What is required:
Go through the listing and return every line with "Routes" in it.

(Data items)
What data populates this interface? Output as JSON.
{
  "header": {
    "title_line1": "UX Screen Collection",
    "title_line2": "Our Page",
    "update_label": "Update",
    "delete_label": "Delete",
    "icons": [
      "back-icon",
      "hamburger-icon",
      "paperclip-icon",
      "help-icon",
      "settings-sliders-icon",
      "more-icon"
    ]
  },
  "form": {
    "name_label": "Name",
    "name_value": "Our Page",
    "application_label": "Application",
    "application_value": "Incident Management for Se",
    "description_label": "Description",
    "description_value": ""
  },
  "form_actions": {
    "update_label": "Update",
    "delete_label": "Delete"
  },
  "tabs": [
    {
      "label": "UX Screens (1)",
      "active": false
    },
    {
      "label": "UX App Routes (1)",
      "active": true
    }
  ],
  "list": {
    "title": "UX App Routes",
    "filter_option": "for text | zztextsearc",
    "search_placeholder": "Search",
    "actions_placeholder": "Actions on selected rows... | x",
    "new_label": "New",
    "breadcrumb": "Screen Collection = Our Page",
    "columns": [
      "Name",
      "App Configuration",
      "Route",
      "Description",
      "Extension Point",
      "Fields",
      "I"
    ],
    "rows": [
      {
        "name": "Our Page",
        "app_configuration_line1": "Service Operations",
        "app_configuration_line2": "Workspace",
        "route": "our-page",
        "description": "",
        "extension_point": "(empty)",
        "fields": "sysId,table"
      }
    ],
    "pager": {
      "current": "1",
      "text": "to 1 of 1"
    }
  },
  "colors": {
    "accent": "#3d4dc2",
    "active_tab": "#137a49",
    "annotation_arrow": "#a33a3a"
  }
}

Response:
      "label": "UX App Routes (1)",
    "title": "UX App Routes",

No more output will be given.